◆ TASK DESCRIPTION: Transcribe the listing below word for word.

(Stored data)
◇ ◇ ◇ ◇ ◇
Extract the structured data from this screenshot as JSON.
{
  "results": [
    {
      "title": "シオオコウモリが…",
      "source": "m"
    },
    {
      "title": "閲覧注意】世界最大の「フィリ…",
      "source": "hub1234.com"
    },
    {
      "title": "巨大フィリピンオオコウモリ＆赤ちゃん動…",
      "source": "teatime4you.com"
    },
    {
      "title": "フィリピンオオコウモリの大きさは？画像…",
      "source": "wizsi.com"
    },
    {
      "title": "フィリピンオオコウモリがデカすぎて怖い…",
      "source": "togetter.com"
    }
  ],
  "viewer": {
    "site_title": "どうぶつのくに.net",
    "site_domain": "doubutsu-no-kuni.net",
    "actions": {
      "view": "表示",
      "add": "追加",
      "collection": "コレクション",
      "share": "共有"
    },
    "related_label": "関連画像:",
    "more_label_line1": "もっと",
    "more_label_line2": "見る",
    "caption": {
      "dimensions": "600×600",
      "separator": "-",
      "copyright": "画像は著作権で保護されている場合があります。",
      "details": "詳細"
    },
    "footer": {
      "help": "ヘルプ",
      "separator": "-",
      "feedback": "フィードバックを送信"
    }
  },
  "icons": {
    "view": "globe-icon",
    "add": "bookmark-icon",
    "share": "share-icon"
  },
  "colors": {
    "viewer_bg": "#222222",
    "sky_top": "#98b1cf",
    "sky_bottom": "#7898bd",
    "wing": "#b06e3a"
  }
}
◇ ◇ ◇ ◇ ◇
◆ FULL RESPONSE:
Extract the structured data from this screenshot as JSON.
{
  "results": [
    {
      "title": "シオオコウモリが…",
      "source": "m"
    },
    {
      "title": "閲覧注意】世界最大の「フィリ…",
      "source": "hub1234.com"
    },
    {
      "title": "巨大フィリピンオオコウモリ＆赤ちゃん動…",
      "source": "teatime4you.com"
    },
    {
      "title": "フィリピンオオコウモリの大きさは？画像…",
      "source": "wizsi.com"
    },
    {
      "title": "フィリピンオオコウモリがデカすぎて怖い…",
      "source": "togetter.com"
    }
  ],
  "viewer": {
    "site_title": "どうぶつのくに.net",
    "site_domain": "doubutsu-no-kuni.net",
    "actions": {
      "view": "表示",
      "add": "追加",
      "collection": "コレクション",
      "share": "共有"
    },
    "related_label": "関連画像:",
    "more_label_line1": "もっと",
    "more_label_line2": "見る",
    "caption": {
      "dimensions": "600×600",
      "separator": "-",
      "copyright": "画像は著作権で保護されている場合があります。",
      "details": "詳細"
    },
    "footer": {
      "help": "ヘルプ",
      "separator": "-",
      "feedback": "フィードバックを送信"
    }
  },
  "icons": {
    "view": "globe-icon",
    "add": "bookmark-icon",
    "share": "share-icon"
  },
  "colors": {
    "viewer_bg": "#222222",
    "sky_top": "#98b1cf",
    "sky_bottom": "#7898bd",
    "wing": "#b06e3a"
  }
}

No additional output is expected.